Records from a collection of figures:
^^^^^^^^^^^^^^^^

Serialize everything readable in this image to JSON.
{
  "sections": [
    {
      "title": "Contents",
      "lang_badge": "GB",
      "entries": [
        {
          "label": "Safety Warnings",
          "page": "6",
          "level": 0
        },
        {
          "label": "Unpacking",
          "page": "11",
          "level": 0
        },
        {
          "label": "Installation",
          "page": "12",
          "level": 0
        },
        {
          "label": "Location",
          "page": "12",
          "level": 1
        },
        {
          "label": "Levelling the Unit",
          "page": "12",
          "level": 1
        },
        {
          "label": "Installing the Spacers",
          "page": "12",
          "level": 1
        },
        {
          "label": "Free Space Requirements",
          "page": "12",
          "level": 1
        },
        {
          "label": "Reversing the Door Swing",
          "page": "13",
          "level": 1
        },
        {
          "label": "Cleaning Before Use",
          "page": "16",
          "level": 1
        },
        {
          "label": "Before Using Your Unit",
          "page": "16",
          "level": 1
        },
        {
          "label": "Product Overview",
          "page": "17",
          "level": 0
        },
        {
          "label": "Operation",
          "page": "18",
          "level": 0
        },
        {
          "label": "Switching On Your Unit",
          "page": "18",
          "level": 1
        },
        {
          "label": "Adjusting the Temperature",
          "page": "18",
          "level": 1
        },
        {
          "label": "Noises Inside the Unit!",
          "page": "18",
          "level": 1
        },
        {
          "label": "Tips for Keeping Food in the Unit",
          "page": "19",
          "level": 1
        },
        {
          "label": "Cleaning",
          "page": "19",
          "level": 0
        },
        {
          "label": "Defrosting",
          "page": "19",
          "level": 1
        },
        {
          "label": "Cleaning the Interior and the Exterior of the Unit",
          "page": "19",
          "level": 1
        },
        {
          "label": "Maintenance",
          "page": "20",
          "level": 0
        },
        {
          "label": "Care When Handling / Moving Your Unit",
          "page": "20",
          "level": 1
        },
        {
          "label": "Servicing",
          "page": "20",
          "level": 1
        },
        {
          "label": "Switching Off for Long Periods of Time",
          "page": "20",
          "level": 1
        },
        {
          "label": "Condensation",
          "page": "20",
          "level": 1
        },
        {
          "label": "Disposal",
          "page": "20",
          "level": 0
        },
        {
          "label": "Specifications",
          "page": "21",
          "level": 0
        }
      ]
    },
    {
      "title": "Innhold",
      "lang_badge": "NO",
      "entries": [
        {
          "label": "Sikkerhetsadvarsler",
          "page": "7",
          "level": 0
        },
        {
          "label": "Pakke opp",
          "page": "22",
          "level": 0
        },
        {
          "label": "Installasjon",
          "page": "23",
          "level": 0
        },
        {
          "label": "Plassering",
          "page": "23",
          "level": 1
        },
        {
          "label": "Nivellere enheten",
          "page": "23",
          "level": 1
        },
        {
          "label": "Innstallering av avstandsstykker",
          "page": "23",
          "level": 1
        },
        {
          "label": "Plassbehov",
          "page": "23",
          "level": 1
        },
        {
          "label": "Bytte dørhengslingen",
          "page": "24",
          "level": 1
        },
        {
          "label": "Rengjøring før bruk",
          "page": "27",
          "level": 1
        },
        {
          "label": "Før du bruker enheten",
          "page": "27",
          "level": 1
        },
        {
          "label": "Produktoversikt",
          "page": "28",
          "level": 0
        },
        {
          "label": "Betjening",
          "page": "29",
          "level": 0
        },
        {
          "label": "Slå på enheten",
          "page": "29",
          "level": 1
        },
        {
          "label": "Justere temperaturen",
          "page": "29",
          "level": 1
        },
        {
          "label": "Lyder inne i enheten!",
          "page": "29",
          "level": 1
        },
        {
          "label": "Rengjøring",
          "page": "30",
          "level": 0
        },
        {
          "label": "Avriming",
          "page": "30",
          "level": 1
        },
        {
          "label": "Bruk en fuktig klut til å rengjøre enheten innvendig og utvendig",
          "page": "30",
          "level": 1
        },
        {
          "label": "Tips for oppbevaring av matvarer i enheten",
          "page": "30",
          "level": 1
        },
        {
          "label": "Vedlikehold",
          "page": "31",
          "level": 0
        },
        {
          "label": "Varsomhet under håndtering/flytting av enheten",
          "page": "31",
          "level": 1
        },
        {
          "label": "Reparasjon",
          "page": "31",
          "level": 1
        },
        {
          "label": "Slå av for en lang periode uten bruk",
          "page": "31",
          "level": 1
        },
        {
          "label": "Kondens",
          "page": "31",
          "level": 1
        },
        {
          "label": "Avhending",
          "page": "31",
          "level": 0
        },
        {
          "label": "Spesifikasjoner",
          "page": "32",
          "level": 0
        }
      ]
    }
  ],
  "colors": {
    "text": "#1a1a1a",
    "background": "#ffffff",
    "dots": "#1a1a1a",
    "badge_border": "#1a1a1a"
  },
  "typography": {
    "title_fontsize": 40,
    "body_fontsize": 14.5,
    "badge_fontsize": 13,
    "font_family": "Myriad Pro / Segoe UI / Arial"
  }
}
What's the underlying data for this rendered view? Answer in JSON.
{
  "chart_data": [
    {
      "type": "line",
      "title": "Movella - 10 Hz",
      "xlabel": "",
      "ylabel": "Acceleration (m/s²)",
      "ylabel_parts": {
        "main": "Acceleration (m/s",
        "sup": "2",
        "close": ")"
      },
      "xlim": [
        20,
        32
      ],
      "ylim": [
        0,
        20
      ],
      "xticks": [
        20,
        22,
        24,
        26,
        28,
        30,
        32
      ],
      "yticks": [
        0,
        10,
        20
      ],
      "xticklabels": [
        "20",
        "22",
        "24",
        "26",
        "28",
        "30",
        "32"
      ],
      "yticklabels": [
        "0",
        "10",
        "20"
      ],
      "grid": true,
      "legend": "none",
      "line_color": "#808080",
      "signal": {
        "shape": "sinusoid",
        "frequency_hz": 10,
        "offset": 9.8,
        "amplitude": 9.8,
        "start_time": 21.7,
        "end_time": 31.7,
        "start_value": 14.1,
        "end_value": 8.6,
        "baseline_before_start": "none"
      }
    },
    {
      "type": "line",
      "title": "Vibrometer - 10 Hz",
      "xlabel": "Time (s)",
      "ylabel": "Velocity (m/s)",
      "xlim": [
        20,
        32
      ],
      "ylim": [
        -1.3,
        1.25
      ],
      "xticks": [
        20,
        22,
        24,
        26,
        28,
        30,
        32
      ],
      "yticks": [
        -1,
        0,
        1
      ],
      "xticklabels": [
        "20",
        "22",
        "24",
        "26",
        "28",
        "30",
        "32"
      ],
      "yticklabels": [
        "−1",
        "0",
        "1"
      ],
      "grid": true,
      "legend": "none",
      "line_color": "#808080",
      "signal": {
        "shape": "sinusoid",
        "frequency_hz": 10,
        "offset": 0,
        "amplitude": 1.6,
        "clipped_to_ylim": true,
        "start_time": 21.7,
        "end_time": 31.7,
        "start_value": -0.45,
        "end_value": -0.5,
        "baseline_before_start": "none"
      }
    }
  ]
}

^^^^^^^^^^^^^^^^

**WORK REQUIRED**: Reproduce the data in its entirety, matching each character.

**EXERCISE SOLUTION**:
Serialize everything readable in this image to JSON.
{
  "sections": [
    {
      "title": "Contents",
      "lang_badge": "GB",
      "entries": [
        {
          "label": "Safety Warnings",
          "page": "6",
          "level": 0
        },
        {
          "label": "Unpacking",
          "page": "11",
          "level": 0
        },
        {
          "label": "Installation",
          "page": "12",
          "level": 0
        },
        {
          "label": "Location",
          "page": "12",
          "level": 1
        },
        {
          "label": "Levelling the Unit",
          "page": "12",
          "level": 1
        },
        {
          "label": "Installing the Spacers",
          "page": "12",
          "level": 1
        },
        {
          "label": "Free Space Requirements",
          "page": "12",
          "level": 1
        },
        {
          "label": "Reversing the Door Swing",
          "page": "13",
          "level": 1
        },
        {
          "label": "Cleaning Before Use",
          "page": "16",
          "level": 1
        },
        {
          "label": "Before Using Your Unit",
          "page": "16",
          "level": 1
        },
        {
          "label": "Product Overview",
          "page": "17",
          "level": 0
        },
        {
          "label": "Operation",
          "page": "18",
          "level": 0
        },
        {
          "label": "Switching On Your Unit",
          "page": "18",
          "level": 1
        },
        {
          "label": "Adjusting the Temperature",
          "page": "18",
          "level": 1
        },
        {
          "label": "Noises Inside the Unit!",
          "page": "18",
          "level": 1
        },
        {
          "label": "Tips for Keeping Food in the Unit",
          "page": "19",
          "level": 1
        },
        {
          "label": "Cleaning",
          "page": "19",
          "level": 0
        },
        {
          "label": "Defrosting",
          "page": "19",
          "level": 1
        },
        {
          "label": "Cleaning the Interior and the Exterior of the Unit",
          "page": "19",
          "level": 1
        },
        {
          "label": "Maintenance",
          "page": "20",
          "level": 0
        },
        {
          "label": "Care When Handling / Moving Your Unit",
          "page": "20",
          "level": 1
        },
        {
          "label": "Servicing",
          "page": "20",
          "level": 1
        },
        {
          "label": "Switching Off for Long Periods of Time",
          "page": "20",
          "level": 1
        },
        {
          "label": "Condensation",
          "page": "20",
          "level": 1
        },
        {
          "label": "Disposal",
          "page": "20",
          "level": 0
        },
        {
          "label": "Specifications",
          "page": "21",
          "level": 0
        }
      ]
    },
    {
      "title": "Innhold",
      "lang_badge": "NO",
      "entries": [
        {
          "label": "Sikkerhetsadvarsler",
          "page": "7",
          "level": 0
        },
        {
          "label": "Pakke opp",
          "page": "22",
          "level": 0
        },
        {
          "label": "Installasjon",
          "page": "23",
          "level": 0
        },
        {
          "label": "Plassering",
          "page": "23",
          "level": 1
        },
        {
          "label": "Nivellere enheten",
          "page": "23",
          "level": 1
        },
        {
          "label": "Innstallering av avstandsstykker",
          "page": "23",
          "level": 1
        },
        {
          "label": "Plassbehov",
          "page": "23",
          "level": 1
        },
        {
          "label": "Bytte dørhengslingen",
          "page": "24",
          "level": 1
        },
        {
          "label": "Rengjøring før bruk",
          "page": "27",
          "level": 1
        },
        {
          "label": "Før du bruker enheten",
          "page": "27",
          "level": 1
        },
        {
          "label": "Produktoversikt",
          "page": "28",
          "level": 0
        },
        {
          "label": "Betjening",
          "page": "29",
          "level": 0
        },
        {
          "label": "Slå på enheten",
          "page": "29",
          "level": 1
        },
        {
          "label": "Justere temperaturen",
          "page": "29",
          "level": 1
        },
        {
          "label": "Lyder inne i enheten!",
          "page": "29",
          "level": 1
        },
        {
          "label": "Rengjøring",
          "page": "30",
          "level": 0
        },
        {
          "label": "Avriming",
          "page": "30",
          "level": 1
        },
        {
          "label": "Bruk en fuktig klut til å rengjøre enheten innvendig og utvendig",
          "page": "30",
          "level": 1
        },
        {
          "label": "Tips for oppbevaring av matvarer i enheten",
          "page": "30",
          "level": 1
        },
        {
          "label": "Vedlikehold",
          "page": "31",
          "level": 0
        },
        {
          "label": "Varsomhet under håndtering/flytting av enheten",
          "page": "31",
          "level": 1
        },
        {
          "label": "Reparasjon",
          "page": "31",
          "level": 1
        },
        {
          "label": "Slå av for en lang periode uten bruk",
          "page": "31",
          "level": 1
        },
        {
          "label": "Kondens",
          "page": "31",
          "level": 1
        },
        {
          "label": "Avhending",
          "page": "31",
          "level": 0
        },
        {
          "label": "Spesifikasjoner",
          "page": "32",
          "level": 0
        }
      ]
    }
  ],
  "colors": {
    "text": "#1a1a1a",
    "background": "#ffffff",
    "dots": "#1a1a1a",
    "badge_border": "#1a1a1a"
  },
  "typography": {
    "title_fontsize": 40,
    "body_fontsize": 14.5,
    "badge_fontsize": 13,
    "font_family": "Myriad Pro / Segoe UI / Arial"
  }
}
What's the underlying data for this rendered view? Answer in JSON.
{
  "chart_data": [
    {
      "type": "line",
      "title": "Movella - 10 Hz",
      "xlabel": "",
      "ylabel": "Acceleration (m/s²)",
      "ylabel_parts": {
        "main": "Acceleration (m/s",
        "sup": "2",
        "close": ")"
      },
      "xlim": [
        20,
        32
      ],
      "ylim": [
        0,
        20
      ],
      "xticks": [
        20,
        22,
        24,
        26,
        28,
        30,
        32
      ],
      "yticks": [
        0,
        10,
        20
      ],
      "xticklabels": [
        "20",
        "22",
        "24",
        "26",
        "28",
        "30",
        "32"
      ],
      "yticklabels": [
        "0",
        "10",
        "20"
      ],
      "grid": true,
      "legend": "none",
      "line_color": "#808080",
      "signal": {
        "shape": "sinusoid",
        "frequency_hz": 10,
        "offset": 9.8,
        "amplitude": 9.8,
        "start_time": 21.7,
        "end_time": 31.7,
        "start_value": 14.1,
        "end_value": 8.6,
        "baseline_before_start": "none"
      }
    },
    {
      "type": "line",
      "title": "Vibrometer - 10 Hz",
      "xlabel": "Time (s)",
      "ylabel": "Velocity (m/s)",
      "xlim": [
        20,
        32
      ],
      "ylim": [
        -1.3,
        1.25
      ],
      "xticks": [
        20,
        22,
        24,
        26,
        28,
        30,
        32
      ],
      "yticks": [
        -1,
        0,
        1
      ],
      "xticklabels": [
        "20",
        "22",
        "24",
        "26",
        "28",
        "30",
        "32"
      ],
      "yticklabels": [
        "−1",
        "0",
        "1"
      ],
      "grid": true,
      "legend": "none",
      "line_color": "#808080",
      "signal": {
        "shape": "sinusoid",
        "frequency_hz": 10,
        "offset": 0,
        "amplitude": 1.6,
        "clipped_to_ylim": true,
        "start_time": 21.7,
        "end_time": 31.7,
        "start_value": -0.45,
        "end_value": -0.5,
        "baseline_before_start": "none"
      }
    }
  ]
}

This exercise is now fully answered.